##### Data supplied #####

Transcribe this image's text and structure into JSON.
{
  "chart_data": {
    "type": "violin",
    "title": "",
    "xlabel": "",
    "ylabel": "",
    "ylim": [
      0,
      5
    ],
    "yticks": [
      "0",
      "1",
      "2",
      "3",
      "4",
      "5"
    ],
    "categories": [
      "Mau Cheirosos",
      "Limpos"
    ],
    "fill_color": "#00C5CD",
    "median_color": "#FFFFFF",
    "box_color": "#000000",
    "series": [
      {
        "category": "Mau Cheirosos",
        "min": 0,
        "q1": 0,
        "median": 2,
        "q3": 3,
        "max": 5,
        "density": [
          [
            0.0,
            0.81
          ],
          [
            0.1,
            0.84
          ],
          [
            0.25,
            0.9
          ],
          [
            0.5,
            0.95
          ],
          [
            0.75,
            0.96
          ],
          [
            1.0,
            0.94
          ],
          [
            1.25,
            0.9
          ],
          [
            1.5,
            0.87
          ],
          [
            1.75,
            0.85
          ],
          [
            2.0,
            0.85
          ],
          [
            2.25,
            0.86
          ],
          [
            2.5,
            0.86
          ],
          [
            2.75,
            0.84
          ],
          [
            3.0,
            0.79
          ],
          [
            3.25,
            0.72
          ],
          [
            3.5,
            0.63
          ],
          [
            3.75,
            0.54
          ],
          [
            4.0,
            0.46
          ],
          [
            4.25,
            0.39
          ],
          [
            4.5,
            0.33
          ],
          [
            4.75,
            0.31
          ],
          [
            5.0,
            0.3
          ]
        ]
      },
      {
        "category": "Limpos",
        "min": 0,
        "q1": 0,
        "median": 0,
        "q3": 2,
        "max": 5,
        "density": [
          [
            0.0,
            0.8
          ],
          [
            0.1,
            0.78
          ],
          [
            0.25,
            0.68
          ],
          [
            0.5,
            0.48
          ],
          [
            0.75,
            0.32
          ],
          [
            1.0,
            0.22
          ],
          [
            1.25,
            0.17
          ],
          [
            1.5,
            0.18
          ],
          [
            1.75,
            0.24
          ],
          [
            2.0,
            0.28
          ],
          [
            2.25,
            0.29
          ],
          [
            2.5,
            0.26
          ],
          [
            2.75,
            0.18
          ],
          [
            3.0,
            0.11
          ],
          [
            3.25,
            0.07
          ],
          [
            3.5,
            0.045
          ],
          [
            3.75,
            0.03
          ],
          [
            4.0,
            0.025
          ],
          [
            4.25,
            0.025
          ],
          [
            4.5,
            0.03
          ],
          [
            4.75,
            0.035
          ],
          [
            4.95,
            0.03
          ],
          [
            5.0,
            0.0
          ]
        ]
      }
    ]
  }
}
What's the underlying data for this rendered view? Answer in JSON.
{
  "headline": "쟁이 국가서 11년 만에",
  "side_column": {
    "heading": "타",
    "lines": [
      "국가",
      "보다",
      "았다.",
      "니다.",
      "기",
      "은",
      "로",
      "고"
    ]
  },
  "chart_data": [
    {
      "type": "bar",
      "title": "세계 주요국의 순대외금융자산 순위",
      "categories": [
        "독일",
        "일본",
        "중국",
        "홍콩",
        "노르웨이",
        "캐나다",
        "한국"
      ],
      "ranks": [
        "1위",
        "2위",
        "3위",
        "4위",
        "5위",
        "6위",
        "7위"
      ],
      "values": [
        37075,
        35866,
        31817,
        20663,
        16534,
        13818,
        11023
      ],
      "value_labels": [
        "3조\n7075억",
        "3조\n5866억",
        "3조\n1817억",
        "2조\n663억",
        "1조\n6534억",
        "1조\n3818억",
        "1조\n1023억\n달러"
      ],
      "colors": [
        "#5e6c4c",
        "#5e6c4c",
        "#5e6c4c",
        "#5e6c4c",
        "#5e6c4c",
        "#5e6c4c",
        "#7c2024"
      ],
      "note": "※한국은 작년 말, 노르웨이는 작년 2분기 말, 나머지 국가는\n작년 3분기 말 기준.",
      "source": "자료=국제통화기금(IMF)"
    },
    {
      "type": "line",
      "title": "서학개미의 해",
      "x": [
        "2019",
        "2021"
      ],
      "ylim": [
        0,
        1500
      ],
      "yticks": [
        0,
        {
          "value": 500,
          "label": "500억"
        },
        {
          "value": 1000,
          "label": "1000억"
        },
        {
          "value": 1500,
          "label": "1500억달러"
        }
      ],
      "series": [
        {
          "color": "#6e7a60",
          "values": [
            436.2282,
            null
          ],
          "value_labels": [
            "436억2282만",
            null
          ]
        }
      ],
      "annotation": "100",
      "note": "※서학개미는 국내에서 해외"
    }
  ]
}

#####

> **Your goal**: Everything in the listing above should be restated exactly.

> **Task answer**:
Transcribe this image's text and structure into JSON.
{
  "chart_data": {
    "type": "violin",
    "title": "",
    "xlabel": "",
    "ylabel": "",
    "ylim": [
      0,
      5
    ],
    "yticks": [
      "0",
      "1",
      "2",
      "3",
      "4",
      "5"
    ],
    "categories": [
      "Mau Cheirosos",
      "Limpos"
    ],
    "fill_color": "#00C5CD",
    "median_color": "#FFFFFF",
    "box_color": "#000000",
    "series": [
      {
        "category": "Mau Cheirosos",
        "min": 0,
        "q1": 0,
        "median": 2,
        "q3": 3,
        "max": 5,
        "density": [
          [
            0.0,
            0.81
          ],
          [
            0.1,
            0.84
          ],
          [
            0.25,
            0.9
          ],
          [
            0.5,
            0.95
          ],
          [
            0.75,
            0.96
          ],
          [
            1.0,
            0.94
          ],
          [
            1.25,
            0.9
          ],
          [
            1.5,
            0.87
          ],
          [
            1.75,
            0.85
          ],
          [
            2.0,
            0.85
          ],
          [
            2.25,
            0.86
          ],
          [
            2.5,
            0.86
          ],
          [
            2.75,
            0.84
          ],
          [
            3.0,
            0.79
          ],
          [
            3.25,
            0.72
          ],
          [
            3.5,
            0.63
          ],
          [
            3.75,
            0.54
          ],
          [
            4.0,
            0.46
          ],
          [
            4.25,
            0.39
          ],
          [
            4.5,
            0.33
          ],
          [
            4.75,
            0.31
          ],
          [
            5.0,
            0.3
          ]
        ]
      },
      {
        "category": "Limpos",
        "min": 0,
        "q1": 0,
        "median": 0,
        "q3": 2,
        "max": 5,
        "density": [
          [
            0.0,
            0.8
          ],
          [
            0.1,
            0.78
          ],
          [
            0.25,
            0.68
          ],
          [
            0.5,
            0.48
          ],
          [
            0.75,
            0.32
          ],
          [
            1.0,
            0.22
          ],
          [
            1.25,
            0.17
          ],
          [
            1.5,
            0.18
          ],
          [
            1.75,
            0.24
          ],
          [
            2.0,
            0.28
          ],
          [
            2.25,
            0.29
          ],
          [
            2.5,
            0.26
          ],
          [
            2.75,
            0.18
          ],
          [
            3.0,
            0.11
          ],
          [
            3.25,
            0.07
          ],
          [
            3.5,
            0.045
          ],
          [
            3.75,
            0.03
          ],
          [
            4.0,
            0.025
          ],
          [
            4.25,
            0.025
          ],
          [
            4.5,
            0.03
          ],
          [
            4.75,
            0.035
          ],
          [
            4.95,
            0.03
          ],
          [
            5.0,
            0.0
          ]
        ]
      }
    ]
  }
}
What's the underlying data for this rendered view? Answer in JSON.
{
  "headline": "쟁이 국가서 11년 만에",
  "side_column": {
    "heading": "타",
    "lines": [
      "국가",
      "보다",
      "았다.",
      "니다.",
      "기",
      "은",
      "로",
      "고"
    ]
  },
  "chart_data": [
    {
      "type": "bar",
      "title": "세계 주요국의 순대외금융자산 순위",
      "categories": [
        "독일",
        "일본",
        "중국",
        "홍콩",
        "노르웨이",
        "캐나다",
        "한국"
      ],
      "ranks": [
        "1위",
        "2위",
        "3위",
        "4위",
        "5위",
        "6위",
        "7위"
      ],
      "values": [
        37075,
        35866,
        31817,
        20663,
        16534,
        13818,
        11023
      ],
      "value_labels": [
        "3조\n7075억",
        "3조\n5866억",
        "3조\n1817억",
        "2조\n663억",
        "1조\n6534억",
        "1조\n3818억",
        "1조\n1023억\n달러"
      ],
      "colors": [
        "#5e6c4c",
        "#5e6c4c",
        "#5e6c4c",
        "#5e6c4c",
        "#5e6c4c",
        "#5e6c4c",
        "#7c2024"
      ],
      "note": "※한국은 작년 말, 노르웨이는 작년 2분기 말, 나머지 국가는\n작년 3분기 말 기준.",
      "source": "자료=국제통화기금(IMF)"
    },
    {
      "type": "line",
      "title": "서학개미의 해",
      "x": [
        "2019",
        "2021"
      ],
      "ylim": [
        0,
        1500
      ],
      "yticks": [
        0,
        {
          "value": 500,
          "label": "500억"
        },
        {
          "value": 1000,
          "label": "1000억"
        },
        {
          "value": 1500,
          "label": "1500억달러"
        }
      ],
      "series": [
        {
          "color": "#6e7a60",
          "values": [
            436.2282,
            null
          ],
          "value_labels": [
            "436억2282만",
            null
          ]
        }
      ],
      "annotation": "100",
      "note": "※서학개미는 국내에서 해외"
    }
  ]
}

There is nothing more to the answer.